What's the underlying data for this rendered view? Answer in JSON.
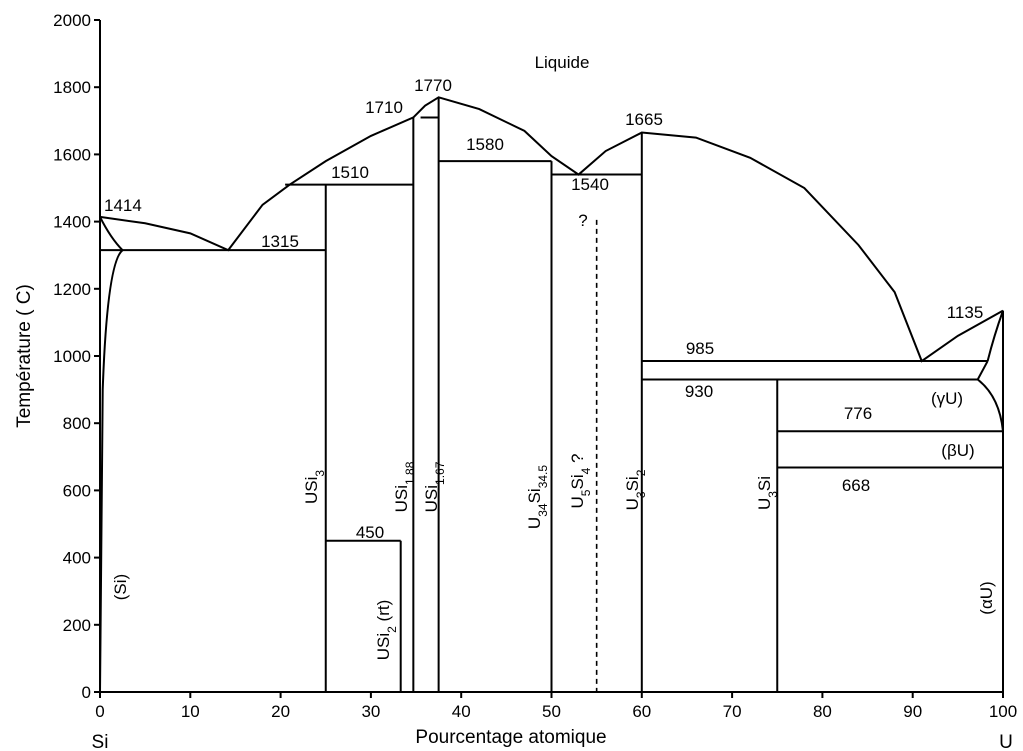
{
  "chart_data": {
    "type": "phase-diagram",
    "title": "",
    "xlabel": "Pourcentage atomique",
    "ylabel": "Température ( C)",
    "xlim": [
      0,
      100
    ],
    "ylim": [
      0,
      2000
    ],
    "x_ticks": [
      0,
      10,
      20,
      30,
      40,
      50,
      60,
      70,
      80,
      90,
      100
    ],
    "y_ticks": [
      0,
      200,
      400,
      600,
      800,
      1000,
      1200,
      1400,
      1600,
      1800,
      2000
    ],
    "x_ends": {
      "left": "Si",
      "right": "U"
    },
    "region_labels": {
      "liquid": "Liquide",
      "si_solid": "(Si)",
      "gamma_u": "(γU)",
      "beta_u": "(βU)",
      "alpha_u": "(αU)"
    },
    "temperatures": [
      {
        "label": "1414",
        "x": 0.0,
        "y": 1414
      },
      {
        "label": "1315",
        "x": 14.2,
        "y": 1315
      },
      {
        "label": "1510",
        "x": 25.0,
        "y": 1510
      },
      {
        "label": "1710",
        "x": 34.7,
        "y": 1710
      },
      {
        "label": "1770",
        "x": 37.5,
        "y": 1770
      },
      {
        "label": "1580",
        "x": 45.0,
        "y": 1580
      },
      {
        "label": "1540",
        "x": 56.0,
        "y": 1540
      },
      {
        "label": "1665",
        "x": 60.0,
        "y": 1665
      },
      {
        "label": "985",
        "x": 75.0,
        "y": 985
      },
      {
        "label": "930",
        "x": 65.0,
        "y": 930
      },
      {
        "label": "776",
        "x": 83.0,
        "y": 776
      },
      {
        "label": "668",
        "x": 83.0,
        "y": 668
      },
      {
        "label": "450",
        "x": 29.0,
        "y": 450
      },
      {
        "label": "1135",
        "x": 100.0,
        "y": 1135
      }
    ],
    "compounds": [
      {
        "base": "USi",
        "sub": "3",
        "base2": "",
        "sub2": "",
        "suffix": "",
        "x": 25.0
      },
      {
        "base": "USi",
        "sub": "2",
        "base2": "",
        "sub2": "",
        "suffix": " (rt)",
        "x": 33.3
      },
      {
        "base": "USi",
        "sub": "1.88",
        "base2": "",
        "sub2": "",
        "suffix": "",
        "x": 34.7
      },
      {
        "base": "USi",
        "sub": "1.67",
        "base2": "",
        "sub2": "",
        "suffix": "",
        "x": 37.5
      },
      {
        "base": "U",
        "sub": "34",
        "base2": "Si",
        "sub2": "34.5",
        "suffix": "",
        "x": 50.0
      },
      {
        "base": "U",
        "sub": "5",
        "base2": "Si",
        "sub2": "4",
        "suffix": "  ?",
        "x": 55.0
      },
      {
        "base": "U",
        "sub": "3",
        "base2": "Si",
        "sub2": "2",
        "suffix": "",
        "x": 60.0
      },
      {
        "base": "U",
        "sub": "3",
        "base2": "Si",
        "sub2": "",
        "suffix": "",
        "x": 75.0
      }
    ],
    "question_mark": "?",
    "liquidus": [
      [
        0,
        1414
      ],
      [
        5,
        1395
      ],
      [
        10,
        1365
      ],
      [
        14.2,
        1315
      ],
      [
        18,
        1450
      ],
      [
        21,
        1510
      ],
      [
        25,
        1580
      ],
      [
        30,
        1655
      ],
      [
        34.7,
        1710
      ],
      [
        36,
        1745
      ],
      [
        37.5,
        1770
      ],
      [
        42,
        1735
      ],
      [
        47,
        1670
      ],
      [
        50,
        1595
      ],
      [
        53,
        1540
      ],
      [
        56,
        1610
      ],
      [
        60,
        1665
      ],
      [
        66,
        1650
      ],
      [
        72,
        1590
      ],
      [
        78,
        1500
      ],
      [
        84,
        1330
      ],
      [
        88,
        1190
      ],
      [
        91,
        985
      ],
      [
        95,
        1060
      ],
      [
        100,
        1135
      ]
    ],
    "invariants": [
      {
        "x1": 0,
        "x2": 25.0,
        "y": 1315
      },
      {
        "x1": 20.5,
        "x2": 34.7,
        "y": 1510
      },
      {
        "x1": 37.5,
        "x2": 50.0,
        "y": 1580
      },
      {
        "x1": 50.0,
        "x2": 60.0,
        "y": 1540
      },
      {
        "x1": 60.0,
        "x2": 98.3,
        "y": 985
      },
      {
        "x1": 60.0,
        "x2": 97.2,
        "y": 930
      },
      {
        "x1": 75.0,
        "x2": 100,
        "y": 776
      },
      {
        "x1": 75.0,
        "x2": 100,
        "y": 668
      },
      {
        "x1": 25.0,
        "x2": 33.3,
        "y": 450
      }
    ]
  }
}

· · · · · · ·

◆ REQUIRED TASK
Copy the data word for word. Pictures do not go in the copy.

◆ EXERCISE RESULT
What's the underlying data for this rendered view? Answer in JSON.
{
  "chart_data": {
    "type": "phase-diagram",
    "title": "",
    "xlabel": "Pourcentage atomique",
    "ylabel": "Température ( C)",
    "xlim": [
      0,
      100
    ],
    "ylim": [
      0,
      2000
    ],
    "x_ticks": [
      0,
      10,
      20,
      30,
      40,
      50,
      60,
      70,
      80,
      90,
      100
    ],
    "y_ticks": [
      0,
      200,
      400,
      600,
      800,
      1000,
      1200,
      1400,
      1600,
      1800,
      2000
    ],
    "x_ends": {
      "left": "Si",
      "right": "U"
    },
    "region_labels": {
      "liquid": "Liquide",
      "si_solid": "(Si)",
      "gamma_u": "(γU)",
      "beta_u": "(βU)",
      "alpha_u": "(αU)"
    },
    "temperatures": [
      {
        "label": "1414",
        "x": 0.0,
        "y": 1414
      },
      {
        "label": "1315",
        "x": 14.2,
        "y": 1315
      },
      {
        "label": "1510",
        "x": 25.0,
        "y": 1510
      },
      {
        "label": "1710",
        "x": 34.7,
        "y": 1710
      },
      {
        "label": "1770",
        "x": 37.5,
        "y": 1770
      },
      {
        "label": "1580",
        "x": 45.0,
        "y": 1580
      },
      {
        "label": "1540",
        "x": 56.0,
        "y": 1540
      },
      {
        "label": "1665",
        "x": 60.0,
        "y": 1665
      },
      {
        "label": "985",
        "x": 75.0,
        "y": 985
      },
      {
        "label": "930",
        "x": 65.0,
        "y": 930
      },
      {
        "label": "776",
        "x": 83.0,
        "y": 776
      },
      {
        "label": "668",
        "x": 83.0,
        "y": 668
      },
      {
        "label": "450",
        "x": 29.0,
        "y": 450
      },
      {
        "label": "1135",
        "x": 100.0,
        "y": 1135
      }
    ],
    "compounds": [
      {
        "base": "USi",
        "sub": "3",
        "base2": "",
        "sub2": "",
        "suffix": "",
        "x": 25.0
      },
      {
        "base": "USi",
        "sub": "2",
        "base2": "",
        "sub2": "",
        "suffix": " (rt)",
        "x": 33.3
      },
      {
        "base": "USi",
        "sub": "1.88",
        "base2": "",
        "sub2": "",
        "suffix": "",
        "x": 34.7
      },
      {
        "base": "USi",
        "sub": "1.67",
        "base2": "",
        "sub2": "",
        "suffix": "",
        "x": 37.5
      },
      {
        "base": "U",
        "sub": "34",
        "base2": "Si",
        "sub2": "34.5",
        "suffix": "",
        "x": 50.0
      },
      {
        "base": "U",
        "sub": "5",
        "base2": "Si",
        "sub2": "4",
        "suffix": "  ?",
        "x": 55.0
      },
      {
        "base": "U",
        "sub": "3",
        "base2": "Si",
        "sub2": "2",
        "suffix": "",
        "x": 60.0
      },
      {
        "base": "U",
        "sub": "3",
        "base2": "Si",
        "sub2": "",
        "suffix": "",
        "x": 75.0
      }
    ],
    "question_mark": "?",
    "liquidus": [
      [
        0,
        1414
      ],
      [
        5,
        1395
      ],
      [
        10,
        1365
      ],
      [
        14.2,
        1315
      ],
      [
        18,
        1450
      ],
      [
        21,
        1510
      ],
      [
        25,
        1580
      ],
      [
        30,
        1655
      ],
      [
        34.7,
        1710
      ],
      [
        36,
        1745
      ],
      [
        37.5,
        1770
      ],
      [
        42,
        1735
      ],
      [
        47,
        1670
      ],
      [
        50,
        1595
      ],
      [
        53,
        1540
      ],
      [
        56,
        1610
      ],
      [
        60,
        1665
      ],
      [
        66,
        1650
      ],
      [
        72,
        1590
      ],
      [
        78,
        1500
      ],
      [
        84,
        1330
      ],
      [
        88,
        1190
      ],
      [
        91,
        985
      ],
      [
        95,
        1060
      ],
      [
        100,
        1135
      ]
    ],
    "invariants": [
      {
        "x1": 0,
        "x2": 25.0,
        "y": 1315
      },
      {
        "x1": 20.5,
        "x2": 34.7,
        "y": 1510
      },
      {
        "x1": 37.5,
        "x2": 50.0,
        "y": 1580
      },
      {
        "x1": 50.0,
        "x2": 60.0,
        "y": 1540
      },
      {
        "x1": 60.0,
        "x2": 98.3,
        "y": 985
      },
      {
        "x1": 60.0,
        "x2": 97.2,
        "y": 930
      },
      {
        "x1": 75.0,
        "x2": 100,
        "y": 776
      },
      {
        "x1": 75.0,
        "x2": 100,
        "y": 668
      },
      {
        "x1": 25.0,
        "x2": 33.3,
        "y": 450
      }
    ]
  }
}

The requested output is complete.